» **MATERIAL TO PROCESS**
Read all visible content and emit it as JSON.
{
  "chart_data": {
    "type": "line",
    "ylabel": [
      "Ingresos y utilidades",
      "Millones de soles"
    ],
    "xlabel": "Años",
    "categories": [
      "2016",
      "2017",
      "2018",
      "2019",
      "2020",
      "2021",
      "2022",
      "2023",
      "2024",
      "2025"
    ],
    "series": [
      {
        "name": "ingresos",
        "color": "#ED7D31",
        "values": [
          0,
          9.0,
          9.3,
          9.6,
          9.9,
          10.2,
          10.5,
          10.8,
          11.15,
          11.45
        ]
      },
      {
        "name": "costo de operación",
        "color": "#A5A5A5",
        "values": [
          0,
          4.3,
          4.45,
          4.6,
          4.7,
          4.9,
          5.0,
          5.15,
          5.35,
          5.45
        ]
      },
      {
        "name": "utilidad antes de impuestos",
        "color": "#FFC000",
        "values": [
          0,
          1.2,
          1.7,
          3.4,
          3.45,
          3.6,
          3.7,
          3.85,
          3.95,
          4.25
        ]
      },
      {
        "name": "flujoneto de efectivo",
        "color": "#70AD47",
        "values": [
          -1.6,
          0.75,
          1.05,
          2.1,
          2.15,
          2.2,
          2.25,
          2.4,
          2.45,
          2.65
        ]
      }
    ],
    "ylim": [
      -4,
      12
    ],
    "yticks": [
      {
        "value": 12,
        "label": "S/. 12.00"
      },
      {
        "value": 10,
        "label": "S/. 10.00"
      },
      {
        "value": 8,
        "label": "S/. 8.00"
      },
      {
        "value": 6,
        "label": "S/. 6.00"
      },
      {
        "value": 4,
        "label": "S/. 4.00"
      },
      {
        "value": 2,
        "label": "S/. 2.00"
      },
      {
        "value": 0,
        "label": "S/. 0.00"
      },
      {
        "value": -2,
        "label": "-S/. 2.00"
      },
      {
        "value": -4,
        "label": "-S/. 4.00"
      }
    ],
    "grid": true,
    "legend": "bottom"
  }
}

» **THE PROBLEM**
Write the listing out again, exactly as shown above.

» **TASK SOLUTION**
Read all visible content and emit it as JSON.
{
  "chart_data": {
    "type": "line",
    "ylabel": [
      "Ingresos y utilidades",
      "Millones de soles"
    ],
    "xlabel": "Años",
    "categories": [
      "2016",
      "2017",
      "2018",
      "2019",
      "2020",
      "2021",
      "2022",
      "2023",
      "2024",
      "2025"
    ],
    "series": [
      {
        "name": "ingresos",
        "color": "#ED7D31",
        "values": [
          0,
          9.0,
          9.3,
          9.6,
          9.9,
          10.2,
          10.5,
          10.8,
          11.15,
          11.45
        ]
      },
      {
        "name": "costo de operación",
        "color": "#A5A5A5",
        "values": [
          0,
          4.3,
          4.45,
          4.6,
          4.7,
          4.9,
          5.0,
          5.15,
          5.35,
          5.45
        ]
      },
      {
        "name": "utilidad antes de impuestos",
        "color": "#FFC000",
        "values": [
          0,
          1.2,
          1.7,
          3.4,
          3.45,
          3.6,
          3.7,
          3.85,
          3.95,
          4.25
        ]
      },
      {
        "name": "flujoneto de efectivo",
        "color": "#70AD47",
        "values": [
          -1.6,
          0.75,
          1.05,
          2.1,
          2.15,
          2.2,
          2.25,
          2.4,
          2.45,
          2.65
        ]
      }
    ],
    "ylim": [
      -4,
      12
    ],
    "yticks": [
      {
        "value": 12,
        "label": "S/. 12.00"
      },
      {
        "value": 10,
        "label": "S/. 10.00"
      },
      {
        "value": 8,
        "label": "S/. 8.00"
      },
      {
        "value": 6,
        "label": "S/. 6.00"
      },
      {
        "value": 4,
        "label": "S/. 4.00"
      },
      {
        "value": 2,
        "label": "S/. 2.00"
      },
      {
        "value": 0,
        "label": "S/. 0.00"
      },
      {
        "value": -2,
        "label": "-S/. 2.00"
      },
      {
        "value": -4,
        "label": "-S/. 4.00"
      }
    ],
    "grid": true,
    "legend": "bottom"
  }
}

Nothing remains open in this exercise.